→ What is required:
Reproduce the listing verbatim.

→ Available records:
'''
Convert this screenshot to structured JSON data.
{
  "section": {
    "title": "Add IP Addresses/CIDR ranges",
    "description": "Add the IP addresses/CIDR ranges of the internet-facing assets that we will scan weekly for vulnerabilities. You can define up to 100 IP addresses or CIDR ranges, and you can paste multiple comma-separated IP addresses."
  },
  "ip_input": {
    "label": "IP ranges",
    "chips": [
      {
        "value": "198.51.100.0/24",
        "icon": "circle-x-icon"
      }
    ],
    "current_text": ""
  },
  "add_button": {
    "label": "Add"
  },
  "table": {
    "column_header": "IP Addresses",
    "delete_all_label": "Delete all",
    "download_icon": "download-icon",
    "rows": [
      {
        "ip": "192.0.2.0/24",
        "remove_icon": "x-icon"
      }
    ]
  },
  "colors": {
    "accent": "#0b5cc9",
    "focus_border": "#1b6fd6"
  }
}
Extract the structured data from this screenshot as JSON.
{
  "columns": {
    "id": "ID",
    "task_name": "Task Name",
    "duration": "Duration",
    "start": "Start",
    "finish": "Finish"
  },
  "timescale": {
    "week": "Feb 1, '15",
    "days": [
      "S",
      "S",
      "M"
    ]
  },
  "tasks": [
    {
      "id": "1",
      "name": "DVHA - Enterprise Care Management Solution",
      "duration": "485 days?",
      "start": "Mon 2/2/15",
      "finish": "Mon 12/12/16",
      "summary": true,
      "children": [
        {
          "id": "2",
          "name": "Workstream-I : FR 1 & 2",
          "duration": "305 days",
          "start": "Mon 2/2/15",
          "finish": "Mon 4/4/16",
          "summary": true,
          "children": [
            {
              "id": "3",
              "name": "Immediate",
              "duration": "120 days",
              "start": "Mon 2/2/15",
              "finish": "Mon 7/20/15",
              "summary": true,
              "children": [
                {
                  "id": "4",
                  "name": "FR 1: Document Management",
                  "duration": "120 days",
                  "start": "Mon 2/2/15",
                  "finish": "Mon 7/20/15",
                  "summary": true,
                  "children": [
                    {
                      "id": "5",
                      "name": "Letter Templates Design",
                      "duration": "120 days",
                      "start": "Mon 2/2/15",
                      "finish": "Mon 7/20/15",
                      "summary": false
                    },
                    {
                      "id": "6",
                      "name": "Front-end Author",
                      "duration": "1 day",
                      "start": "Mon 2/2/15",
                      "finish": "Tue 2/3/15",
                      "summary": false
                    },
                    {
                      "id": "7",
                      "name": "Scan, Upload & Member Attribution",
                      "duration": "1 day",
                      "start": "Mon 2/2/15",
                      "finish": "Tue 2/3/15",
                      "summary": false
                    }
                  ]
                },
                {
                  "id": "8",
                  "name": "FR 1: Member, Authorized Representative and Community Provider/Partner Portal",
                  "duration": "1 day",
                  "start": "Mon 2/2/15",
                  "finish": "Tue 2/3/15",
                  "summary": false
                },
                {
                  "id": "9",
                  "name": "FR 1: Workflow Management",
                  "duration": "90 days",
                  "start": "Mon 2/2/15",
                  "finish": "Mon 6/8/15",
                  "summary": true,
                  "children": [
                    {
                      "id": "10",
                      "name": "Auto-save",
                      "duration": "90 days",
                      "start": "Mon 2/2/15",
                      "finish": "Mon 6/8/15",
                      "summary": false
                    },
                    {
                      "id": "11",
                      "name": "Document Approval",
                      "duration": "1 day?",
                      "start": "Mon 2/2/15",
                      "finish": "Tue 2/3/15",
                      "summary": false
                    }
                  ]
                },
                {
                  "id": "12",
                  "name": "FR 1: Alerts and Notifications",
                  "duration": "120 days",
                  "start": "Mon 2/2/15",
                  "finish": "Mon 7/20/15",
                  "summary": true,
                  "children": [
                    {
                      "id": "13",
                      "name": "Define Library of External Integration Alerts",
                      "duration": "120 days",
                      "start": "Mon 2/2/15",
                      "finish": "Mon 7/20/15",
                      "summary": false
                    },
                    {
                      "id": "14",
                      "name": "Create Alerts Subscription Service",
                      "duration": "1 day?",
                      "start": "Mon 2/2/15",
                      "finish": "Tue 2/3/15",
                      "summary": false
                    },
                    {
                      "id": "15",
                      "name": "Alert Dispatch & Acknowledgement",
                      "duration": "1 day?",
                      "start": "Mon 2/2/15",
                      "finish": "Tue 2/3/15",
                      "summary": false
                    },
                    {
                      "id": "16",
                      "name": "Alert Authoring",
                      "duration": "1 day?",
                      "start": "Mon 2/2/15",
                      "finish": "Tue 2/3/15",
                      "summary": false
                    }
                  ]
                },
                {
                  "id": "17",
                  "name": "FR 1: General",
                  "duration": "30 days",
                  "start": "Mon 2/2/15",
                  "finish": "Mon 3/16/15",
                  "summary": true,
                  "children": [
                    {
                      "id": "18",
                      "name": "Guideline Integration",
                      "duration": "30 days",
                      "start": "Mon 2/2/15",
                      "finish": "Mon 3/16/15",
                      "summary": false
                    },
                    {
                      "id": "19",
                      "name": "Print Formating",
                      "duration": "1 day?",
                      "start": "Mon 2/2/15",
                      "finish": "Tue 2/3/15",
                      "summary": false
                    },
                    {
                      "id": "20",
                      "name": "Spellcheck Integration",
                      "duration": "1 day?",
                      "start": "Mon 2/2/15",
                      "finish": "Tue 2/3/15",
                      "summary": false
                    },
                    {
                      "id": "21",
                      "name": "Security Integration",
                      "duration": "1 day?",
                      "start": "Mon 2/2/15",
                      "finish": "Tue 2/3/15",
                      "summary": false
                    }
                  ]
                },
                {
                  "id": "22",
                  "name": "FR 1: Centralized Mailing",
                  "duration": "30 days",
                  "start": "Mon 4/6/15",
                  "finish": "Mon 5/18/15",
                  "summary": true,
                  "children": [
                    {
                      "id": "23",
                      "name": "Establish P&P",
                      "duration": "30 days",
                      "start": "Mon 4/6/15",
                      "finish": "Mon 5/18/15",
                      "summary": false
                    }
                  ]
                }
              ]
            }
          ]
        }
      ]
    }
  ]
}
'''
→ Solution to the exercise:
Convert this screenshot to structured JSON data.
{
  "section": {
    "title": "Add IP Addresses/CIDR ranges",
    "description": "Add the IP addresses/CIDR ranges of the internet-facing assets that we will scan weekly for vulnerabilities. You can define up to 100 IP addresses or CIDR ranges, and you can paste multiple comma-separated IP addresses."
  },
  "ip_input": {
    "label": "IP ranges",
    "chips": [
      {
        "value": "198.51.100.0/24",
        "icon": "circle-x-icon"
      }
    ],
    "current_text": ""
  },
  "add_button": {
    "label": "Add"
  },
  "table": {
    "column_header": "IP Addresses",
    "delete_all_label": "Delete all",
    "download_icon": "download-icon",
    "rows": [
      {
        "ip": "192.0.2.0/24",
        "remove_icon": "x-icon"
      }
    ]
  },
  "colors": {
    "accent": "#0b5cc9",
    "focus_border": "#1b6fd6"
  }
}
Extract the structured data from this screenshot as JSON.
{
  "columns": {
    "id": "ID",
    "task_name": "Task Name",
    "duration": "Duration",
    "start": "Start",
    "finish": "Finish"
  },
  "timescale": {
    "week": "Feb 1, '15",
    "days": [
      "S",
      "S",
      "M"
    ]
  },
  "tasks": [
    {
      "id": "1",
      "name": "DVHA - Enterprise Care Management Solution",
      "duration": "485 days?",
      "start": "Mon 2/2/15",
      "finish": "Mon 12/12/16",
      "summary": true,
      "children": [
        {
          "id": "2",
          "name": "Workstream-I : FR 1 & 2",
          "duration": "305 days",
          "start": "Mon 2/2/15",
          "finish": "Mon 4/4/16",
          "summary": true,
          "children": [
            {
              "id": "3",
              "name": "Immediate",
              "duration": "120 days",
              "start": "Mon 2/2/15",
              "finish": "Mon 7/20/15",
              "summary": true,
              "children": [
                {
                  "id": "4",
                  "name": "FR 1: Document Management",
                  "duration": "120 days",
                  "start": "Mon 2/2/15",
                  "finish": "Mon 7/20/15",
                  "summary": true,
                  "children": [
                    {
                      "id": "5",
                      "name": "Letter Templates Design",
                      "duration": "120 days",
                      "start": "Mon 2/2/15",
                      "finish": "Mon 7/20/15",
                      "summary": false
                    },
                    {
                      "id": "6",
                      "name": "Front-end Author",
                      "duration": "1 day",
                      "start": "Mon 2/2/15",
                      "finish": "Tue 2/3/15",
                      "summary": false
                    },
                    {
                      "id": "7",
                      "name": "Scan, Upload & Member Attribution",
                      "duration": "1 day",
                      "start": "Mon 2/2/15",
                      "finish": "Tue 2/3/15",
                      "summary": false
                    }
                  ]
                },
                {
                  "id": "8",
                  "name": "FR 1: Member, Authorized Representative and Community Provider/Partner Portal",
                  "duration": "1 day",
                  "start": "Mon 2/2/15",
                  "finish": "Tue 2/3/15",
                  "summary": false
                },
                {
                  "id": "9",
                  "name": "FR 1: Workflow Management",
                  "duration": "90 days",
                  "start": "Mon 2/2/15",
                  "finish": "Mon 6/8/15",
                  "summary": true,
                  "children": [
                    {
                      "id": "10",
                      "name": "Auto-save",
                      "duration": "90 days",
                      "start": "Mon 2/2/15",
                      "finish": "Mon 6/8/15",
                      "summary": false
                    },
                    {
                      "id": "11",
                      "name": "Document Approval",
                      "duration": "1 day?",
                      "start": "Mon 2/2/15",
                      "finish": "Tue 2/3/15",
                      "summary": false
                    }
                  ]
                },
                {
                  "id": "12",
                  "name": "FR 1: Alerts and Notifications",
                  "duration": "120 days",
                  "start": "Mon 2/2/15",
                  "finish": "Mon 7/20/15",
                  "summary": true,
                  "children": [
                    {
                      "id": "13",
                      "name": "Define Library of External Integration Alerts",
                      "duration": "120 days",
                      "start": "Mon 2/2/15",
                      "finish": "Mon 7/20/15",
                      "summary": false
                    },
                    {
                      "id": "14",
                      "name": "Create Alerts Subscription Service",
                      "duration": "1 day?",
                      "start": "Mon 2/2/15",
                      "finish": "Tue 2/3/15",
                      "summary": false
                    },
                    {
                      "id": "15",
                      "name": "Alert Dispatch & Acknowledgement",
                      "duration": "1 day?",
                      "start": "Mon 2/2/15",
                      "finish": "Tue 2/3/15",
                      "summary": false
                    },
                    {
                      "id": "16",
                      "name": "Alert Authoring",
                      "duration": "1 day?",
                      "start": "Mon 2/2/15",
                      "finish": "Tue 2/3/15",
                      "summary": false
                    }
                  ]
                },
                {
                  "id": "17",
                  "name": "FR 1: General",
                  "duration": "30 days",
                  "start": "Mon 2/2/15",
                  "finish": "Mon 3/16/15",
                  "summary": true,
                  "children": [
                    {
                      "id": "18",
                      "name": "Guideline Integration",
                      "duration": "30 days",
                      "start": "Mon 2/2/15",
                      "finish": "Mon 3/16/15",
                      "summary": false
                    },
                    {
                      "id": "19",
                      "name": "Print Formating",
                      "duration": "1 day?",
                      "start": "Mon 2/2/15",
                      "finish": "Tue 2/3/15",
                      "summary": false
                    },
                    {
                      "id": "20",
                      "name": "Spellcheck Integration",
                      "duration": "1 day?",
                      "start": "Mon 2/2/15",
                      "finish": "Tue 2/3/15",
                      "summary": false
                    },
                    {
                      "id": "21",
                      "name": "Security Integration",
                      "duration": "1 day?",
                      "start": "Mon 2/2/15",
                      "finish": "Tue 2/3/15",
                      "summary": false
                    }
                  ]
                },
                {
                  "id": "22",
                  "name": "FR 1: Centralized Mailing",
                  "duration": "30 days",
                  "start": "Mon 4/6/15",
                  "finish": "Mon 5/18/15",
                  "summary": true,
                  "children": [
                    {
                      "id": "23",
                      "name": "Establish P&P",
                      "duration": "30 days",
                      "start": "Mon 4/6/15",
                      "finish": "Mon 5/18/15",
                      "summary": false
                    }
                  ]
                }
              ]
            }
          ]
        }
      ]
    }
  ]
}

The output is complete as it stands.